GIVEN TASK
Please list each distinct username that heads a post in the aquarium forum thread, once each, in order of first appearance.

Plants are showing now ....


----------



## Raul-7 (Feb 4, 2004)

Please do not post a new topic everytime you update your tank. By keeping it under the same topic, people can see the tank's progress over time.

On your tank. You need to plant more stem plants. IMHO,you should fill in the back left corner with stem plants, and use the flat driftwood along with small rock, cover them both Windelv ferns and use this as a barrier to seperate the stem plants from the foreground.


----------



## Jdinh04 (Oct 7, 2004)

Again as I have said in the past thread that this wasn't going to be my real aquascape. I just toss in the plants and plant anywhere, I will find sometime to think of an aquascape. I have a few more bunches of red ludwigia coming next week.


----------



## depthc (Mar 7, 2004)

Raul-7 said:


> Please do not post a new topic everytime you update your tank. By keeping it under the same topic, people can see the tank's progress over time.
> 
> On your tank. You need to plant more stem plants. IMHO,you should fill in the back left corner with stem plants, and use the flat driftwood along with small rock, cover them both Windelv ferns and use this as a barrier to seperate the stem plants from the foreground.


Ditto, im sure youve seen others threads listed as a tank journal. The point of this is to show and document the evolution of the tank from the starting point to the current point in time.

Tank looks good but i still see lots of background. Your choice, more plants or algae ? 

Andrew


----------



## Jdinh04 (Oct 7, 2004)

Okay sure I will keep that in mind next time I post updates of my tank.


----------



## gnatster (Mar 6, 2004)

I've gone and merged the threads.


----------



## Jdinh04 (Oct 7, 2004)

Thank you ...


----------

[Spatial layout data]
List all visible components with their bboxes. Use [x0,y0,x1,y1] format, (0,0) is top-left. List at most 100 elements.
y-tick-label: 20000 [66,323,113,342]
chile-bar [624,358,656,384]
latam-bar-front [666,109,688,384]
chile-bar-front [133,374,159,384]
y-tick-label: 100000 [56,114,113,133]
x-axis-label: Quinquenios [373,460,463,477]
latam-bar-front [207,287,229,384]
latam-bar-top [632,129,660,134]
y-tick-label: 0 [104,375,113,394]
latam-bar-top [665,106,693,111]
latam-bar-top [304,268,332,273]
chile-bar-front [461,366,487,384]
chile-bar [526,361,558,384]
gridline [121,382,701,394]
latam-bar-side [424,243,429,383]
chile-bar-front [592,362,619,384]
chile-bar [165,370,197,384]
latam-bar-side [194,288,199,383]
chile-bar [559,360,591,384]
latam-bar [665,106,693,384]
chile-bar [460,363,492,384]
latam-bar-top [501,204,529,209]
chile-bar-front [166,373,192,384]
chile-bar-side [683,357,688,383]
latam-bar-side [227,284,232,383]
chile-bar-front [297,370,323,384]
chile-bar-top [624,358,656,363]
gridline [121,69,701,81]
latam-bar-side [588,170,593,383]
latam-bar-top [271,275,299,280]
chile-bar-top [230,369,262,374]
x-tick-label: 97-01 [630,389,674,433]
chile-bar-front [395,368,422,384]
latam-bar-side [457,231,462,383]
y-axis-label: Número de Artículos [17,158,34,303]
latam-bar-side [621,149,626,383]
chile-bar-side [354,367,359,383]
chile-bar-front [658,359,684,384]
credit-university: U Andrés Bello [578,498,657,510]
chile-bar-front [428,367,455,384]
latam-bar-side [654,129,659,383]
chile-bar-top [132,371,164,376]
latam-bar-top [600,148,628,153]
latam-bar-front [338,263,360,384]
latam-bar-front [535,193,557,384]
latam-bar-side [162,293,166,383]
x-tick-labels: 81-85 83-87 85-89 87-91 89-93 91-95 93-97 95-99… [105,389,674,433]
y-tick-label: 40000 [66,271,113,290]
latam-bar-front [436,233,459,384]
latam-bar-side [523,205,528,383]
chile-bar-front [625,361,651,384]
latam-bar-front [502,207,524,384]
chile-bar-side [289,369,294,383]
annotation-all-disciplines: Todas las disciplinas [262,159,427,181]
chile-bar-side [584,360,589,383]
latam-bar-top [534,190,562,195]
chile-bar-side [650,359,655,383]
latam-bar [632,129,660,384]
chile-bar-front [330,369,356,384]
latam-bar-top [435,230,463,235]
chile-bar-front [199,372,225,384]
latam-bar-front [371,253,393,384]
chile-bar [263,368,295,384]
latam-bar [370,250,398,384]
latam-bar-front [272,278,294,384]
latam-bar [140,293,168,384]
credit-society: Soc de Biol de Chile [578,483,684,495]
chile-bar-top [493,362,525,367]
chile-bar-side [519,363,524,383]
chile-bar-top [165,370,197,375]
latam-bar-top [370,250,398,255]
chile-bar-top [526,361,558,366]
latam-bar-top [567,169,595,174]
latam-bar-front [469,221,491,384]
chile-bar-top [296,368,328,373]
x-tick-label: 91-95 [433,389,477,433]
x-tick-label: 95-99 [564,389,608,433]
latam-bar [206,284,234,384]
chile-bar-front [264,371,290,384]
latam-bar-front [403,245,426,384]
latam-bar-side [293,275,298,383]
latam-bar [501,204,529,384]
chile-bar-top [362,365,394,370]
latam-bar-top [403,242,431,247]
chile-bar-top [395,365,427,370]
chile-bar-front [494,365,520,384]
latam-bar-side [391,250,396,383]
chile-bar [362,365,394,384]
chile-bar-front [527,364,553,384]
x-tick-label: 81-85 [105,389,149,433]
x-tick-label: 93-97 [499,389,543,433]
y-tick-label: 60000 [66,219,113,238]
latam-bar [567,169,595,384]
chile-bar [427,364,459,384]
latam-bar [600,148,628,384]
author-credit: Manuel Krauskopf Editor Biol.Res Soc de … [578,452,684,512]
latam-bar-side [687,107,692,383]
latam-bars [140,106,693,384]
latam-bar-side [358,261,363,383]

TASK SOLUTION
Raul-7, Jdinh04, depthc, gnatster